-- BEGIN Data rows --

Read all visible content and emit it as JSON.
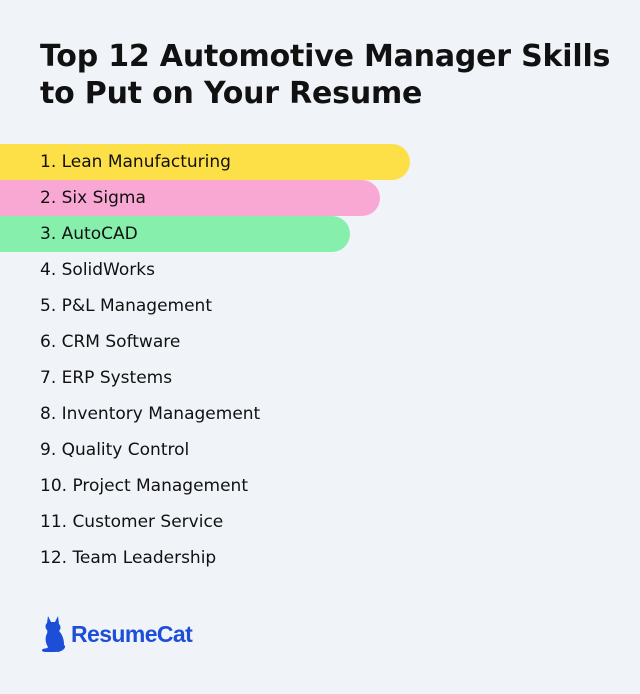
{
  "title": "Top 12 Automotive Manager Skills to Put on Your Resume",
  "skills": [
    {
      "label": "1. Lean Manufacturing",
      "highlight": "#fde047"
    },
    {
      "label": "2. Six Sigma",
      "highlight": "#f9a8d4"
    },
    {
      "label": "3. AutoCAD",
      "highlight": "#86efac"
    },
    {
      "label": "4. SolidWorks"
    },
    {
      "label": "5. P&L Management"
    },
    {
      "label": "6. CRM Software"
    },
    {
      "label": "7. ERP Systems"
    },
    {
      "label": "8. Inventory Management"
    },
    {
      "label": "9. Quality Control"
    },
    {
      "label": "10. Project Management"
    },
    {
      "label": "11. Customer Service"
    },
    {
      "label": "12. Team Leadership"
    }
  ],
  "brand": {
    "name": "ResumeCat",
    "icon": "cat-logo-icon",
    "color": "#1d4ed8"
  },
  "colors": {
    "background": "#f0f3f8",
    "text": "#111111"
  }
}
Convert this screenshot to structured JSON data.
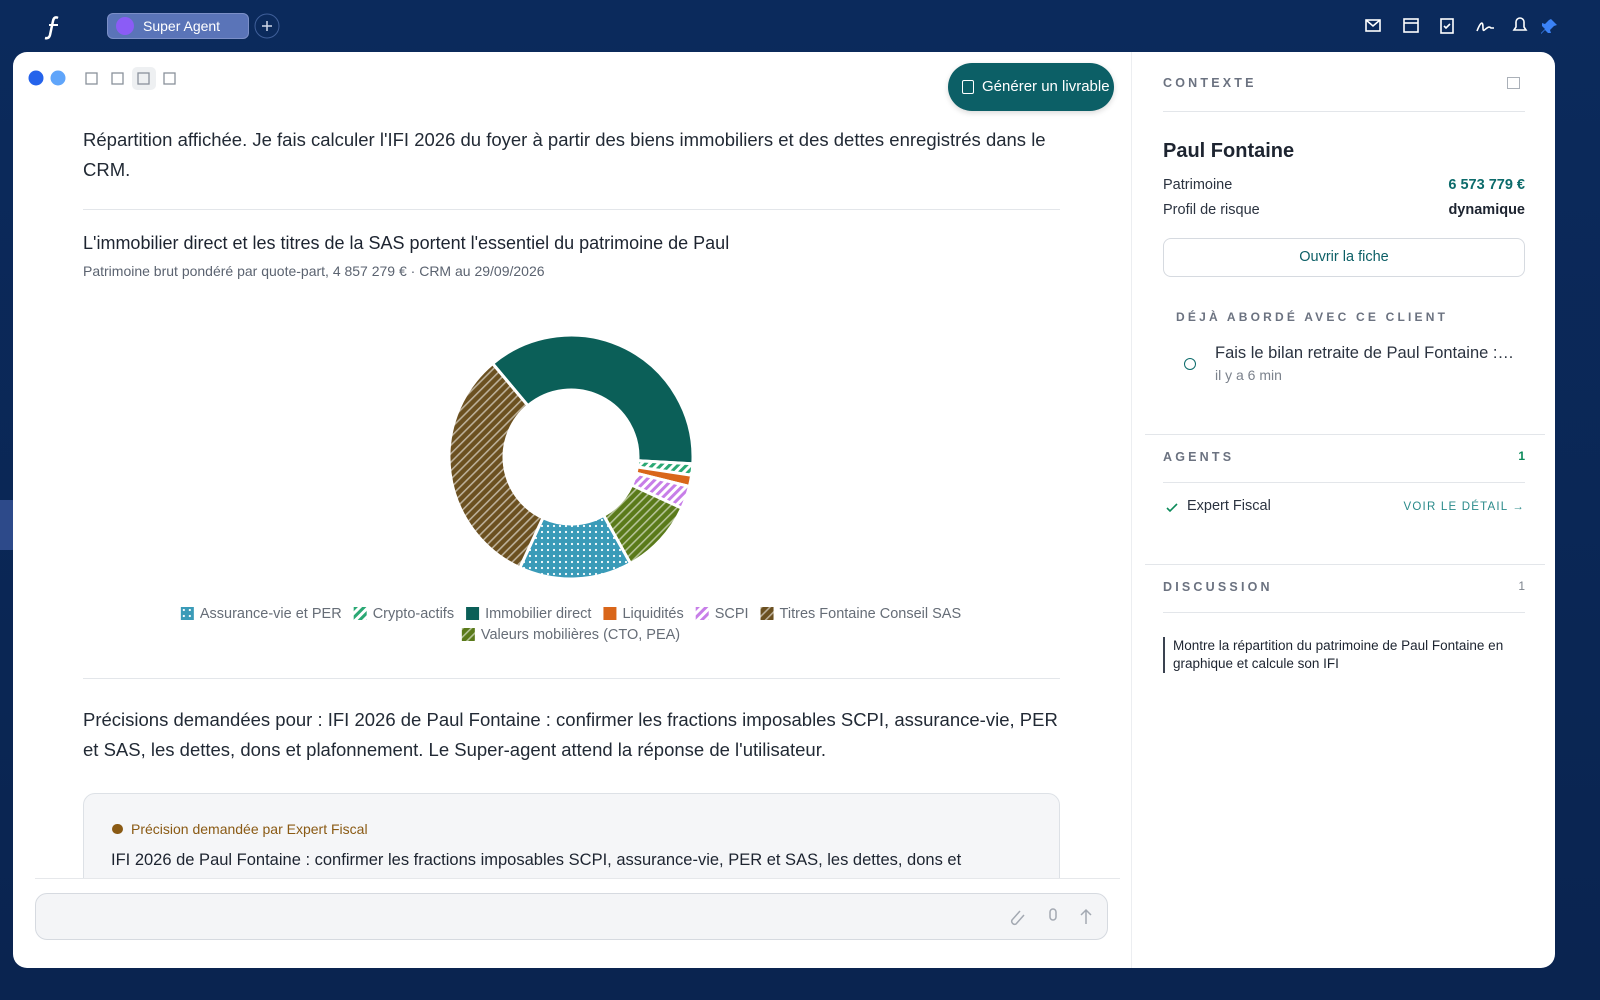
{
  "topbar": {
    "tab": "Super Agent"
  },
  "toolbar": {
    "generate_button": "Générer un livrable"
  },
  "messages": {
    "intro": "Répartition affichée. Je fais calculer l'IFI 2026 du foyer à partir des biens immobiliers et des dettes enregistrés dans le CRM.",
    "followup": "Précisions demandées pour : IFI 2026 de Paul Fontaine : confirmer les fractions imposables SCPI, assurance-vie, PER et SAS, les dettes, dons et plafonnement. Le Super-agent attend la réponse de l'utilisateur.",
    "question": {
      "label": "Précision demandée par Expert Fiscal",
      "text": "IFI 2026 de Paul Fontaine : confirmer les fractions imposables SCPI, assurance-vie, PER et SAS, les dettes, dons et"
    }
  },
  "chart_data": {
    "type": "pie",
    "donut": true,
    "title": "L'immobilier direct et les titres de la SAS portent l'essentiel du patrimoine de Paul",
    "subtitle": "Patrimoine brut pondéré par quote-part, 4 857 279 € · CRM au 29/09/2026",
    "categories": [
      "Assurance-vie et PER",
      "Crypto-actifs",
      "Immobilier direct",
      "Liquidités",
      "SCPI",
      "Titres Fontaine Conseil SAS",
      "Valeurs mobilières (CTO, PEA)"
    ],
    "values": [
      15,
      1.5,
      37,
      1.5,
      3,
      32,
      10
    ],
    "colors": [
      "#3a9bb8",
      "#2aa874",
      "#0b5f58",
      "#d9661a",
      "#c77ee8",
      "#6b5020",
      "#5a7a1a"
    ],
    "patterns": [
      "dots",
      "hatch",
      "solid",
      "solid",
      "hatch",
      "stripes",
      "stripes"
    ],
    "legend": "bottom"
  },
  "context": {
    "heading": "CONTEXTE",
    "client": "Paul Fontaine",
    "patrimoine_label": "Patrimoine",
    "patrimoine_value": "6 573 779 €",
    "risk_label": "Profil de risque",
    "risk_value": "dynamique",
    "open_button": "Ouvrir la fiche",
    "history_heading": "DÉJÀ ABORDÉ AVEC CE CLIENT",
    "history_item": {
      "title": "Fais le bilan retraite de Paul Fontaine : …",
      "time": "il y a 6 min"
    }
  },
  "agents": {
    "heading": "AGENTS",
    "count": 1,
    "items": [
      {
        "name": "Expert Fiscal",
        "link": "VOIR LE DÉTAIL →"
      }
    ]
  },
  "discussion": {
    "heading": "DISCUSSION",
    "count": 1,
    "message": "Montre la répartition du patrimoine de Paul Fontaine en graphique et calcule son IFI"
  }
}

-- END Data rows --

> To be done
Leave out the pictures and reproduce the rest of the listing exactly.

> Output
Read all visible content and emit it as JSON.
{
  "title": "Top 12 Automotive Manager Skills to Put on Your Resume",
  "skills": [
    {
      "label": "1. Lean Manufacturing",
      "highlight": "#fde047"
    },
    {
      "label": "2. Six Sigma",
      "highlight": "#f9a8d4"
    },
    {
      "label": "3. AutoCAD",
      "highlight": "#86efac"
    },
    {
      "label": "4. SolidWorks"
    },
    {
      "label": "5. P&L Management"
    },
    {
      "label": "6. CRM Software"
    },
    {
      "label": "7. ERP Systems"
    },
    {
      "label": "8. Inventory Management"
    },
    {
      "label": "9. Quality Control"
    },
    {
      "label": "10. Project Management"
    },
    {
      "label": "11. Customer Service"
    },
    {
      "label": "12. Team Leadership"
    }
  ],
  "brand": {
    "name": "ResumeCat",
    "icon": "cat-logo-icon",
    "color": "#1d4ed8"
  },
  "colors": {
    "background": "#f0f3f8",
    "text": "#111111"
  }
}
Convert this screenshot to structured JSON data.
{
  "topbar": {
    "tab": "Super Agent"
  },
  "toolbar": {
    "generate_button": "Générer un livrable"
  },
  "messages": {
    "intro": "Répartition affichée. Je fais calculer l'IFI 2026 du foyer à partir des biens immobiliers et des dettes enregistrés dans le CRM.",
    "followup": "Précisions demandées pour : IFI 2026 de Paul Fontaine : confirmer les fractions imposables SCPI, assurance-vie, PER et SAS, les dettes, dons et plafonnement. Le Super-agent attend la réponse de l'utilisateur.",
    "question": {
      "label": "Précision demandée par Expert Fiscal",
      "text": "IFI 2026 de Paul Fontaine : confirmer les fractions imposables SCPI, assurance-vie, PER et SAS, les dettes, dons et"
    }
  },
  "chart_data": {
    "type": "pie",
    "donut": true,
    "title": "L'immobilier direct et les titres de la SAS portent l'essentiel du patrimoine de Paul",
    "subtitle": "Patrimoine brut pondéré par quote-part, 4 857 279 € · CRM au 29/09/2026",
    "categories": [
      "Assurance-vie et PER",
      "Crypto-actifs",
      "Immobilier direct",
      "Liquidités",
      "SCPI",
      "Titres Fontaine Conseil SAS",
      "Valeurs mobilières (CTO, PEA)"
    ],
    "values": [
      15,
      1.5,
      37,
      1.5,
      3,
      32,
      10
    ],
    "colors": [
      "#3a9bb8",
      "#2aa874",
      "#0b5f58",
      "#d9661a",
      "#c77ee8",
      "#6b5020",
      "#5a7a1a"
    ],
    "patterns": [
      "dots",
      "hatch",
      "solid",
      "solid",
      "hatch",
      "stripes",
      "stripes"
    ],
    "legend": "bottom"
  },
  "context": {
    "heading": "CONTEXTE",
    "client": "Paul Fontaine",
    "patrimoine_label": "Patrimoine",
    "patrimoine_value": "6 573 779 €",
    "risk_label": "Profil de risque",
    "risk_value": "dynamique",
    "open_button": "Ouvrir la fiche",
    "history_heading": "DÉJÀ ABORDÉ AVEC CE CLIENT",
    "history_item": {
      "title": "Fais le bilan retraite de Paul Fontaine : …",
      "time": "il y a 6 min"
    }
  },
  "agents": {
    "heading": "AGENTS",
    "count": 1,
    "items": [
      {
        "name": "Expert Fiscal",
        "link": "VOIR LE DÉTAIL →"
      }
    ]
  },
  "discussion": {
    "heading": "DISCUSSION",
    "count": 1,
    "message": "Montre la répartition du patrimoine de Paul Fontaine en graphique et calcule son IFI"
  }
}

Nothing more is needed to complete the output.